GOAL:
Determine the count of lines holding the string "title". Return only the number.

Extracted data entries

— Start —

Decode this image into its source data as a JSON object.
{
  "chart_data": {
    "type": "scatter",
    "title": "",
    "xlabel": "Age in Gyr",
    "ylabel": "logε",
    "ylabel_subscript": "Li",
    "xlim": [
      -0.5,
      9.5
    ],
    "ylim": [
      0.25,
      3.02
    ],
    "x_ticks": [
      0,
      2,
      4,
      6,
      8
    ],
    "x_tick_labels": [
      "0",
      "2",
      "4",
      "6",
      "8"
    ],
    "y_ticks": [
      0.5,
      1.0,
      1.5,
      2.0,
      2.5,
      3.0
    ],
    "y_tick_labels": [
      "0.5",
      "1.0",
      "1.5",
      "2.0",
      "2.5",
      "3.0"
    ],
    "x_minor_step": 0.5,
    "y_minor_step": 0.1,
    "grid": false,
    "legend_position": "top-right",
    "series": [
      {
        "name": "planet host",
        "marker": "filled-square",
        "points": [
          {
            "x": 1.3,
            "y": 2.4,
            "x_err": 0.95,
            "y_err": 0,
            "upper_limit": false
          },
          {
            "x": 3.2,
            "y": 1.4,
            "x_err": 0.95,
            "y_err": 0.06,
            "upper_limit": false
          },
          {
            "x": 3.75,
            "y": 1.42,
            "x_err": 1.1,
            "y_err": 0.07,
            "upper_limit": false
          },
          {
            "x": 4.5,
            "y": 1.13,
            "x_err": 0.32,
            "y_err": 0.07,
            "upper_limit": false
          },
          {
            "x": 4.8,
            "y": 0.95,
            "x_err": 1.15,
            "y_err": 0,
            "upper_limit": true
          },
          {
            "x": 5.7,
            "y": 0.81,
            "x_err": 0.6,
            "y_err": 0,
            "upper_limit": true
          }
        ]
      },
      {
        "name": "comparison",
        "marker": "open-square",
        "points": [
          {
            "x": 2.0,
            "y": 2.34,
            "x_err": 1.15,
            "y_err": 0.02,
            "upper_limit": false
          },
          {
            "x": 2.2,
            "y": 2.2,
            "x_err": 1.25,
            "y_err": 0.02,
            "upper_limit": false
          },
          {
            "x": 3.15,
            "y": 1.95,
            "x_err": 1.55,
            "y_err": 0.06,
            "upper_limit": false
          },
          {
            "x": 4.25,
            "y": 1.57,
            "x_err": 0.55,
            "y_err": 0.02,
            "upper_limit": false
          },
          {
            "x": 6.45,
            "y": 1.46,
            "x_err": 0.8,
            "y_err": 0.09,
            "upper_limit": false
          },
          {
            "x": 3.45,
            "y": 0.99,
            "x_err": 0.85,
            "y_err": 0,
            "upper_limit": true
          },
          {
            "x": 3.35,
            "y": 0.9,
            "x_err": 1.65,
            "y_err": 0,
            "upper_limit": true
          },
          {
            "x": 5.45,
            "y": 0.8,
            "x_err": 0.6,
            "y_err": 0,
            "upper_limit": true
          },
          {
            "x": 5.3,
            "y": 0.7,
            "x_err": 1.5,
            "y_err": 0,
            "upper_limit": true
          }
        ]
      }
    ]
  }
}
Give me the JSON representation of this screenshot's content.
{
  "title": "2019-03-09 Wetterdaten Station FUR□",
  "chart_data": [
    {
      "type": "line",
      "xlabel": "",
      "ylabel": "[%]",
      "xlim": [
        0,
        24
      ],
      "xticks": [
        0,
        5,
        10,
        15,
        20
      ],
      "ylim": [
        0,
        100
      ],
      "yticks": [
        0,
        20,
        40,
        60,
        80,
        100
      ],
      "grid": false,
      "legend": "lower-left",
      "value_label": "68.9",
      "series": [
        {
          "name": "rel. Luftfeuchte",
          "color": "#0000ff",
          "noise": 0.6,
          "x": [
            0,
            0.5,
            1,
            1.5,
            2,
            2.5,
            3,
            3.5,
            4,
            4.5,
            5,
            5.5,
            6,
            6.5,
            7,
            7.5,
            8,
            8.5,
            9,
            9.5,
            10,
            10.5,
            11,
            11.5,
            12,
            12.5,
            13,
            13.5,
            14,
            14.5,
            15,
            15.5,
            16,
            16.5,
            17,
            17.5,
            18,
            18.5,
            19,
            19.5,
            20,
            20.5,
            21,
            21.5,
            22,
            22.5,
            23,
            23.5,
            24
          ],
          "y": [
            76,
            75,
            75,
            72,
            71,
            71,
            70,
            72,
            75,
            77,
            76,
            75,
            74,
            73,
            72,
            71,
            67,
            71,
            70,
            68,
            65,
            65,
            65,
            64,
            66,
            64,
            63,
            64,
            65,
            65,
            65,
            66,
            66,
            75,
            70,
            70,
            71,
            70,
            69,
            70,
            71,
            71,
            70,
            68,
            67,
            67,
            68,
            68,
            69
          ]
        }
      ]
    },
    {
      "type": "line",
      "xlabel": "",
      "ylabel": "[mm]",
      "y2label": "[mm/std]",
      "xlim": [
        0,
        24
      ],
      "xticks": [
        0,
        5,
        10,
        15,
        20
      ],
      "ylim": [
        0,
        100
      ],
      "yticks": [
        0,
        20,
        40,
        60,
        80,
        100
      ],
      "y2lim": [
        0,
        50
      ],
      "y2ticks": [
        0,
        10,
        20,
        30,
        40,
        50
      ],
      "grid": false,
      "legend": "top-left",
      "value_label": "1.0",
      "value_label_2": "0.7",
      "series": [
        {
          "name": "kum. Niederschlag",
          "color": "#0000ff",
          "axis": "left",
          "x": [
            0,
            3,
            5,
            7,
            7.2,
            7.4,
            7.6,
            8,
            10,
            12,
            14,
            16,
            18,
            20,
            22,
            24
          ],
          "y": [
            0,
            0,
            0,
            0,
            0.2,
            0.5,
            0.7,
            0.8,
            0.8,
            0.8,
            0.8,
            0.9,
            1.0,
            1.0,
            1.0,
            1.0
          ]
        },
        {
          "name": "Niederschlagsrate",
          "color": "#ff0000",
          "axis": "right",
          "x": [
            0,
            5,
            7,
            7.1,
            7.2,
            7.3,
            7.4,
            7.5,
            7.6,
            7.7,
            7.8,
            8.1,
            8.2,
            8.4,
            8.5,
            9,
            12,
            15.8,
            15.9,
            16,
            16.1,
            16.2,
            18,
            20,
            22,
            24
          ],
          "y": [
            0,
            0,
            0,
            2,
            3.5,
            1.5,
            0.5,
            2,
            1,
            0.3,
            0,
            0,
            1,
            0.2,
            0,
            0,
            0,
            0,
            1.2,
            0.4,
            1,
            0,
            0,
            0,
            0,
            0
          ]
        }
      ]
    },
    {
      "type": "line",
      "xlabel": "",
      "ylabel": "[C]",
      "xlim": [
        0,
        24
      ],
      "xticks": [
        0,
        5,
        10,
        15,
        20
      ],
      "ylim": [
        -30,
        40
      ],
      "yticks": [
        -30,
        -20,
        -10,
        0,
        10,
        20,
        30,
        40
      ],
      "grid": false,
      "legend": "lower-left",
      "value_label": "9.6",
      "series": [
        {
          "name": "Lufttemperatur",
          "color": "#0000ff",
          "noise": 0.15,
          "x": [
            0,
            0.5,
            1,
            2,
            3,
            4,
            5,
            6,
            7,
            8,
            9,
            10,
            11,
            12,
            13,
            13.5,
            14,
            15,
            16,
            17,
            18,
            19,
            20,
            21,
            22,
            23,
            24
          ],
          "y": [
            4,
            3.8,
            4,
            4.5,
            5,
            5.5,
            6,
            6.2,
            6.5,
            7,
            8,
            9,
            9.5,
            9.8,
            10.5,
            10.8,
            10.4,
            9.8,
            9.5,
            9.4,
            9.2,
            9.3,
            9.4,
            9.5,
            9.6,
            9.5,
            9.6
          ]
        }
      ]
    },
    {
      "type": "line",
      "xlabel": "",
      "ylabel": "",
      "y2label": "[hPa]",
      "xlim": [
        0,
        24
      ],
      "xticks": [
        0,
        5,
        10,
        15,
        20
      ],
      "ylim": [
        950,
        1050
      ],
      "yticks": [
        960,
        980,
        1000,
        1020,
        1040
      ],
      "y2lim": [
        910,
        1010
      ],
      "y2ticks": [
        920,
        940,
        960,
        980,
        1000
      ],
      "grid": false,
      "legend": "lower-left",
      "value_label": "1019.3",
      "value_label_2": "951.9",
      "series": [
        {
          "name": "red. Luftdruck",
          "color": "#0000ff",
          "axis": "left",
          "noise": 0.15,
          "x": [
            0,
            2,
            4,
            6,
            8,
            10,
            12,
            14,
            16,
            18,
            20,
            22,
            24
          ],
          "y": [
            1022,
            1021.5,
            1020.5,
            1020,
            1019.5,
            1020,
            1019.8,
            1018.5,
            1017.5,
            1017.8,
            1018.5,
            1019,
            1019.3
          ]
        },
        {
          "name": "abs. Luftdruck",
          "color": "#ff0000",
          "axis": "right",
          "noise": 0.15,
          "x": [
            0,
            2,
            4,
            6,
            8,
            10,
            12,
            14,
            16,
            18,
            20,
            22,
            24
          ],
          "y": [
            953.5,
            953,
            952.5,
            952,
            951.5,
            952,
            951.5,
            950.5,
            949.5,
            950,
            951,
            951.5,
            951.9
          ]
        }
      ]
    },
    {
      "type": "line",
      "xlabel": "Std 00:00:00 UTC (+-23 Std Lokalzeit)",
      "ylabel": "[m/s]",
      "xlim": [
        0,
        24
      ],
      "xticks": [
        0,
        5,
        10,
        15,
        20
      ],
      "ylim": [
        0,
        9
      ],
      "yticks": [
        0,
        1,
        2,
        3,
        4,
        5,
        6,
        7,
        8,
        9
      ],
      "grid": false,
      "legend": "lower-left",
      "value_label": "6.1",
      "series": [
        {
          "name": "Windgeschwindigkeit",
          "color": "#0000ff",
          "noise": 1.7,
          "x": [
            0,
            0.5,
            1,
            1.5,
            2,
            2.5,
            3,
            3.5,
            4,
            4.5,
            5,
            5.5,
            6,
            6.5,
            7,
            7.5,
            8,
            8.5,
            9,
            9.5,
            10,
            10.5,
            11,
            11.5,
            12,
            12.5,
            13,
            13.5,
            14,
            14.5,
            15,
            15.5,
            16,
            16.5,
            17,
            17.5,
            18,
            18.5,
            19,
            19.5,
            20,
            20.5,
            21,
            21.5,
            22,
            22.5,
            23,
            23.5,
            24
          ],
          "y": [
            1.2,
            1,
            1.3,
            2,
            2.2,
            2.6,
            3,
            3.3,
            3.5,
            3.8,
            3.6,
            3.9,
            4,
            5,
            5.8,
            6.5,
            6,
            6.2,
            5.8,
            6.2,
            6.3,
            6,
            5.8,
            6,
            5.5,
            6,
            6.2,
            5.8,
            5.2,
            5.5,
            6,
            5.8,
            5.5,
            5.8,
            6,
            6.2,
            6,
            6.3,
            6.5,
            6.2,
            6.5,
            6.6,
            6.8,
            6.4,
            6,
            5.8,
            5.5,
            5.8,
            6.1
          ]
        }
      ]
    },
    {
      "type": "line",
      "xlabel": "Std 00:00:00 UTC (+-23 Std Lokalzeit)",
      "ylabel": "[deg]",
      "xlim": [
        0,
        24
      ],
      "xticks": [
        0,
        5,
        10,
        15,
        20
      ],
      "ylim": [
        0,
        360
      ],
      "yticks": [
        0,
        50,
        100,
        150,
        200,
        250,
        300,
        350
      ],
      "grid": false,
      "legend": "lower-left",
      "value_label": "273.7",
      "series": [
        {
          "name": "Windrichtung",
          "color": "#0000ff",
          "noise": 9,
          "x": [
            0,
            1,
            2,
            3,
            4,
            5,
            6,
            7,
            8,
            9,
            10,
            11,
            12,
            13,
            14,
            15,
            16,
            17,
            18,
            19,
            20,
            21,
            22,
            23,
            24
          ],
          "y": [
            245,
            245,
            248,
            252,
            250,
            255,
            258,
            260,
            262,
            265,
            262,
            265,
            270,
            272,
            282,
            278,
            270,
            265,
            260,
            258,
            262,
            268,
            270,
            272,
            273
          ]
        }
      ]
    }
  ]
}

— End —

RESPONSE:
2